# Start of Exercise inputs

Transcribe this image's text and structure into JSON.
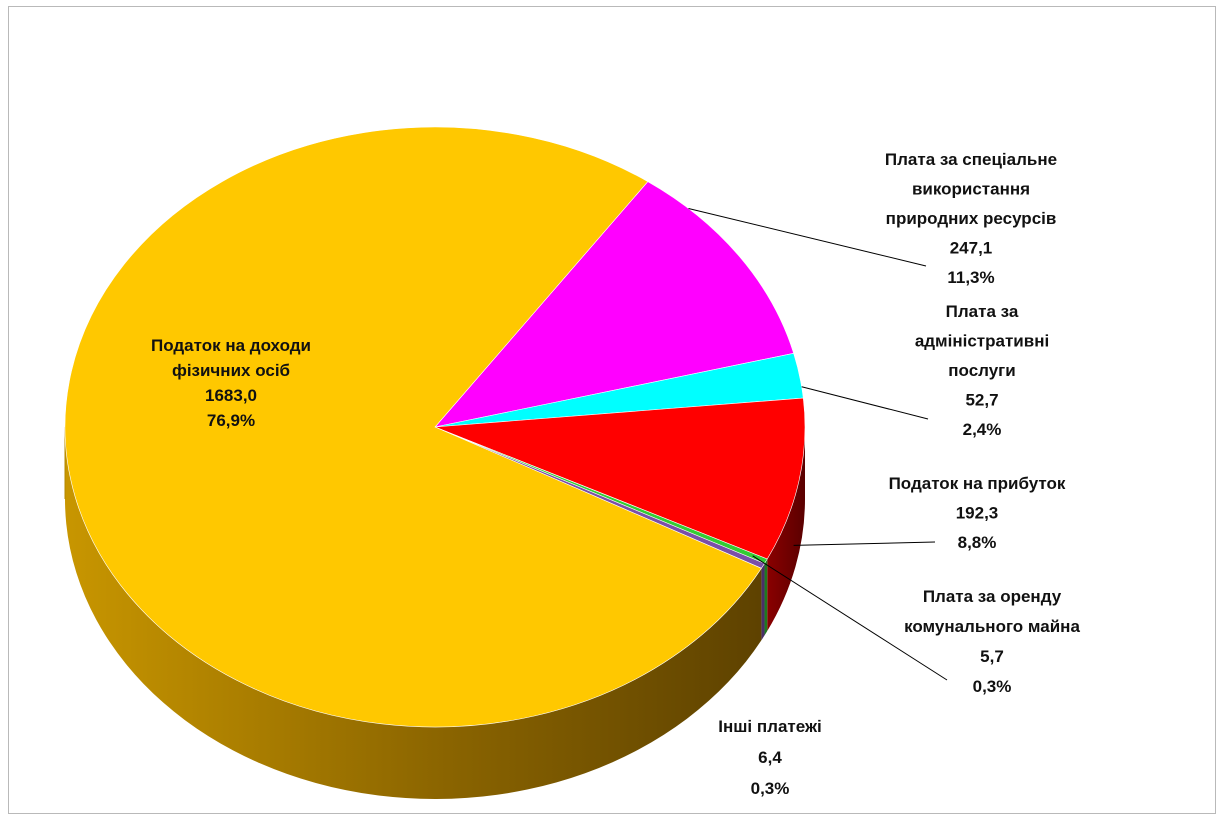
{
  "chart_data": {
    "type": "pie",
    "style": "3d",
    "legend": "none",
    "slices": [
      {
        "name": "Податок на доходи фізичних осіб",
        "value_text": "1683,0",
        "percent_text": "76,9%",
        "value": 1683.0,
        "percent": 76.9,
        "color": "#ffc800"
      },
      {
        "name": "Плата за спеціальне використання природних ресурсів",
        "value_text": "247,1",
        "percent_text": "11,3%",
        "value": 247.1,
        "percent": 11.3,
        "color": "#ff00ff"
      },
      {
        "name": "Плата за адміністративні послуги",
        "value_text": "52,7",
        "percent_text": "2,4%",
        "value": 52.7,
        "percent": 2.4,
        "color": "#00ffff"
      },
      {
        "name": "Податок на прибуток",
        "value_text": "192,3",
        "percent_text": "8,8%",
        "value": 192.3,
        "percent": 8.8,
        "color": "#ff0000"
      },
      {
        "name": "Плата за оренду комунального майна",
        "value_text": "5,7",
        "percent_text": "0,3%",
        "value": 5.7,
        "percent": 0.3,
        "color": "#33cc33"
      },
      {
        "name": "Інші платежі",
        "value_text": "6,4",
        "percent_text": "0,3%",
        "value": 6.4,
        "percent": 0.3,
        "color": "#7b4fa8"
      }
    ]
  }
}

# End of Exercise inputs

Omit the pictures and reproduce the listing exactly.

Transcribe this image's text and structure into JSON.
{
  "chart_data": {
    "type": "pie",
    "style": "3d",
    "legend": "none",
    "slices": [
      {
        "name": "Податок на доходи фізичних осіб",
        "value_text": "1683,0",
        "percent_text": "76,9%",
        "value": 1683.0,
        "percent": 76.9,
        "color": "#ffc800"
      },
      {
        "name": "Плата за спеціальне використання природних ресурсів",
        "value_text": "247,1",
        "percent_text": "11,3%",
        "value": 247.1,
        "percent": 11.3,
        "color": "#ff00ff"
      },
      {
        "name": "Плата за адміністративні послуги",
        "value_text": "52,7",
        "percent_text": "2,4%",
        "value": 52.7,
        "percent": 2.4,
        "color": "#00ffff"
      },
      {
        "name": "Податок на прибуток",
        "value_text": "192,3",
        "percent_text": "8,8%",
        "value": 192.3,
        "percent": 8.8,
        "color": "#ff0000"
      },
      {
        "name": "Плата за оренду комунального майна",
        "value_text": "5,7",
        "percent_text": "0,3%",
        "value": 5.7,
        "percent": 0.3,
        "color": "#33cc33"
      },
      {
        "name": "Інші платежі",
        "value_text": "6,4",
        "percent_text": "0,3%",
        "value": 6.4,
        "percent": 0.3,
        "color": "#7b4fa8"
      }
    ]
  }
}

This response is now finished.